DIRECTIONS FOR THIS TASK:
Consider the records below. How many of their lines include the word "true"? State the number and nothing else.

* * *

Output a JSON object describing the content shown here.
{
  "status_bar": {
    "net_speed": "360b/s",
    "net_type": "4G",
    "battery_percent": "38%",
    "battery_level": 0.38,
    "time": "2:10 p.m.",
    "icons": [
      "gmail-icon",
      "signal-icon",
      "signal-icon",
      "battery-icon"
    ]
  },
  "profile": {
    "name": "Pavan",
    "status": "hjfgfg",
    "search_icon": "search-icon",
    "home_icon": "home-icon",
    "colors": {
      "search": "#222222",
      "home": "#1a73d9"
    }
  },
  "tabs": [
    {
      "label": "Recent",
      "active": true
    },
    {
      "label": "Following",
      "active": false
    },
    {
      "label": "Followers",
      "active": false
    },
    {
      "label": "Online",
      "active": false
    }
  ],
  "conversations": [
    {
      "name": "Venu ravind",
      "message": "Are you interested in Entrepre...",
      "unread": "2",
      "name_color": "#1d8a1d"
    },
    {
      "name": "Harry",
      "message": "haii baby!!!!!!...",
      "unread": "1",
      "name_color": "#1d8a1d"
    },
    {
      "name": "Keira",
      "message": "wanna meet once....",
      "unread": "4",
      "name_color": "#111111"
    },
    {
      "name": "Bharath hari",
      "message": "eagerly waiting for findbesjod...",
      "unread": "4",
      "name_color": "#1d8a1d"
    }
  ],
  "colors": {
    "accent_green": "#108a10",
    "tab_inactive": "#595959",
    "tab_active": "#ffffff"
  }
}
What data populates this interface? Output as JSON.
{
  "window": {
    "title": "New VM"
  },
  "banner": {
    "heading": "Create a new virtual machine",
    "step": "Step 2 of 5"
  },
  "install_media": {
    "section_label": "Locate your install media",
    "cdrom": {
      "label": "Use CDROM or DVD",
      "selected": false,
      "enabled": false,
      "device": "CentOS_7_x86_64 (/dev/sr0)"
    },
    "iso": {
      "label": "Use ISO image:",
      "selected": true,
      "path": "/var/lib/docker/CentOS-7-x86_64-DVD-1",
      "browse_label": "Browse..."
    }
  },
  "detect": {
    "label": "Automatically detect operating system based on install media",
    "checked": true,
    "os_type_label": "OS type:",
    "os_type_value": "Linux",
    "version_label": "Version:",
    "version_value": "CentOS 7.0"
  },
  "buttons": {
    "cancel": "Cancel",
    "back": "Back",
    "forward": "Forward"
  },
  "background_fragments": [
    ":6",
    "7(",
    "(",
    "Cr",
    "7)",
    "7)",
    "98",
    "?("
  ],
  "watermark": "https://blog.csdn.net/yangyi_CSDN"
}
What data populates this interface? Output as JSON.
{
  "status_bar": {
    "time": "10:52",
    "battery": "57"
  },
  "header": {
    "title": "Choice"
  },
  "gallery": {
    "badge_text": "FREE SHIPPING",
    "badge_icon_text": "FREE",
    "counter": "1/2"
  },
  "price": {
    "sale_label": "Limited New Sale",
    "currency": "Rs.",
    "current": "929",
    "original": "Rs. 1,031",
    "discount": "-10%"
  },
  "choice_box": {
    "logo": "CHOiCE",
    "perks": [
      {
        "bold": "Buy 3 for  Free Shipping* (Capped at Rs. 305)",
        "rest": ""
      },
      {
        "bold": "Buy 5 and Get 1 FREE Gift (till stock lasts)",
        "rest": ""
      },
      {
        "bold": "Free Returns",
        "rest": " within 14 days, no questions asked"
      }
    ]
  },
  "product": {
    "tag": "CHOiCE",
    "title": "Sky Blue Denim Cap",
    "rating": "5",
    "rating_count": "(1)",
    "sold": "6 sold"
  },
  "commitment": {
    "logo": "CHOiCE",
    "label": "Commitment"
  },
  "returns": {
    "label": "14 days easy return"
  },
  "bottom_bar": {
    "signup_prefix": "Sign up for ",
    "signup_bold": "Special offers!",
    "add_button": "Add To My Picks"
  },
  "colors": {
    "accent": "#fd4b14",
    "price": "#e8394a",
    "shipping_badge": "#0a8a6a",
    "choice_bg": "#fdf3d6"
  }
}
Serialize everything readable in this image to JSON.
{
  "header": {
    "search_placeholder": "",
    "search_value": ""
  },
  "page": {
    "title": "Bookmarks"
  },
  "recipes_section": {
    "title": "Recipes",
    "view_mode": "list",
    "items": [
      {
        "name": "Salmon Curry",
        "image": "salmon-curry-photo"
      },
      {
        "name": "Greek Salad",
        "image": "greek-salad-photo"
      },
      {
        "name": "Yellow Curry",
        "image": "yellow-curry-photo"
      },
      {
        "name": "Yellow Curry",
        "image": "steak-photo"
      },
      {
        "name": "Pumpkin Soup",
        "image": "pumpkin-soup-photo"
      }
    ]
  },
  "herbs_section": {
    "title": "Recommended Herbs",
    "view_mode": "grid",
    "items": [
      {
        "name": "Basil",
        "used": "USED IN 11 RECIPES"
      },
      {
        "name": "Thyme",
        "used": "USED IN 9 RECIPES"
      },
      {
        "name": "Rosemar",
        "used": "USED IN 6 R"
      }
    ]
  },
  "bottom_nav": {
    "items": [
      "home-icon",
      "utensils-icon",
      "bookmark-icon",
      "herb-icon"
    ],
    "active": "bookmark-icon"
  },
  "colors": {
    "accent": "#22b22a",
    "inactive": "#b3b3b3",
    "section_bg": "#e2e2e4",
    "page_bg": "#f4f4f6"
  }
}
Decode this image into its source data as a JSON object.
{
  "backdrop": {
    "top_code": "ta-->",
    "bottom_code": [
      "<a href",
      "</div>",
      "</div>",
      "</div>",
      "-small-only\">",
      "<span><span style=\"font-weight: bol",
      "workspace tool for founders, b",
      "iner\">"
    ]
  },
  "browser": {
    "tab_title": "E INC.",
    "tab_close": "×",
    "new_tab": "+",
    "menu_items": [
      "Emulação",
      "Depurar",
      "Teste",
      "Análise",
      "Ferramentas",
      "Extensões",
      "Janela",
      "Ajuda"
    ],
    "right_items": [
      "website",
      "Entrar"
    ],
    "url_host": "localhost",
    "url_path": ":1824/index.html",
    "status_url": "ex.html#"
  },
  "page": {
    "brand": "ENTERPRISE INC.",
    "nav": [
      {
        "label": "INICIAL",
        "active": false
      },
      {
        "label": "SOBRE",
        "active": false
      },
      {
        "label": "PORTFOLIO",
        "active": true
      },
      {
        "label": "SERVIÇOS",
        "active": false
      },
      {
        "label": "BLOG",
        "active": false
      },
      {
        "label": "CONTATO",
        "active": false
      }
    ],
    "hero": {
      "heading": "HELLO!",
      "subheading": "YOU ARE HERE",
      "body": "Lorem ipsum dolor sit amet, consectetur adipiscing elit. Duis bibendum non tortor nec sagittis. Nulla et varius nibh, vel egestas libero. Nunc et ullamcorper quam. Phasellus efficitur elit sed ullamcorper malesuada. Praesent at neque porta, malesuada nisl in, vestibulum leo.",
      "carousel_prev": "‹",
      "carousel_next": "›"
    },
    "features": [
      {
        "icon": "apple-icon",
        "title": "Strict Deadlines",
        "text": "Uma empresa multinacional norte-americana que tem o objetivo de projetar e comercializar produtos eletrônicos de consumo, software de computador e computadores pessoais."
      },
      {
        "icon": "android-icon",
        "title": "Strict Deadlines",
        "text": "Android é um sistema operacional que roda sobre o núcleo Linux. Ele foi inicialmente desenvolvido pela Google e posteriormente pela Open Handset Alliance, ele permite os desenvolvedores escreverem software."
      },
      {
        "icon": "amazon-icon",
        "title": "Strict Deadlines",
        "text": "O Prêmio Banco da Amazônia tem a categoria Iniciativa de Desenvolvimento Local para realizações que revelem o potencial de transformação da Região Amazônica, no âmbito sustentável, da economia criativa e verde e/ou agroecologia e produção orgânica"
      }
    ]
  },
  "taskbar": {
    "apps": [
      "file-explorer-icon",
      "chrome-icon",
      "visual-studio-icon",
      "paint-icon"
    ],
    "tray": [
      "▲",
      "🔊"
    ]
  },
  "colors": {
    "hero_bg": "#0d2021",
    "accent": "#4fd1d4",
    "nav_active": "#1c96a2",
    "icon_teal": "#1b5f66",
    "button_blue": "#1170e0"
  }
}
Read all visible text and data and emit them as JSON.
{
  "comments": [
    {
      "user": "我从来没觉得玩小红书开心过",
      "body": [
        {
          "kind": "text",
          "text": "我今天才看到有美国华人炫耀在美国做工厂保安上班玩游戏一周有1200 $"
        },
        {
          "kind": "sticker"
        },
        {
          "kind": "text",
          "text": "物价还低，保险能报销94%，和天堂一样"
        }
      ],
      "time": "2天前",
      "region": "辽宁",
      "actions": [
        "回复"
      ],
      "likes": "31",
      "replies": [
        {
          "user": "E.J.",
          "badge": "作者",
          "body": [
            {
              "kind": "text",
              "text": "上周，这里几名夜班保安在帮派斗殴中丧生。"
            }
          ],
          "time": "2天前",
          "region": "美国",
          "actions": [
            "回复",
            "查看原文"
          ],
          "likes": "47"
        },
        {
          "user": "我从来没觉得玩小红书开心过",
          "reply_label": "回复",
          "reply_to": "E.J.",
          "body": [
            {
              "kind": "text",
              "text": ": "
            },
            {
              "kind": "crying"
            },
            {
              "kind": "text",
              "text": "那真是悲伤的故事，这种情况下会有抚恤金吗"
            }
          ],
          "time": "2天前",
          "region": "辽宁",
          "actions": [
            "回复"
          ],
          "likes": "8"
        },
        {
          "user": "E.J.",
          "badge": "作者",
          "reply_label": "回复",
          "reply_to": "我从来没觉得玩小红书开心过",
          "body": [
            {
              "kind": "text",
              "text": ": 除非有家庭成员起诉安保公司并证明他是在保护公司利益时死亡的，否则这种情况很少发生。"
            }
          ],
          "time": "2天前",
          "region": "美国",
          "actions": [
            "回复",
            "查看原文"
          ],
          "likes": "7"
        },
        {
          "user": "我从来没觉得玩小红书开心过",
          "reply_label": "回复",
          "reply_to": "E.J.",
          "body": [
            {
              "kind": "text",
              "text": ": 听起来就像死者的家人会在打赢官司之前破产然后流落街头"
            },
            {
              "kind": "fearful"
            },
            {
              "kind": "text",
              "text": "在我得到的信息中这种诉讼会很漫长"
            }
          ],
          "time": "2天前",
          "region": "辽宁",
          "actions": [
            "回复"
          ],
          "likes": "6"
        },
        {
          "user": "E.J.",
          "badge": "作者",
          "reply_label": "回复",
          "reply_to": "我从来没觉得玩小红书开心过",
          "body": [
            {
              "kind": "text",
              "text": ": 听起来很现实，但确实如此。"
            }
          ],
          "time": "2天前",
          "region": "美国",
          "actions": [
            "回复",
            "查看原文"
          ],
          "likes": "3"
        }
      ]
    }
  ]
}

* * *

COMPLETE ANSWER:
4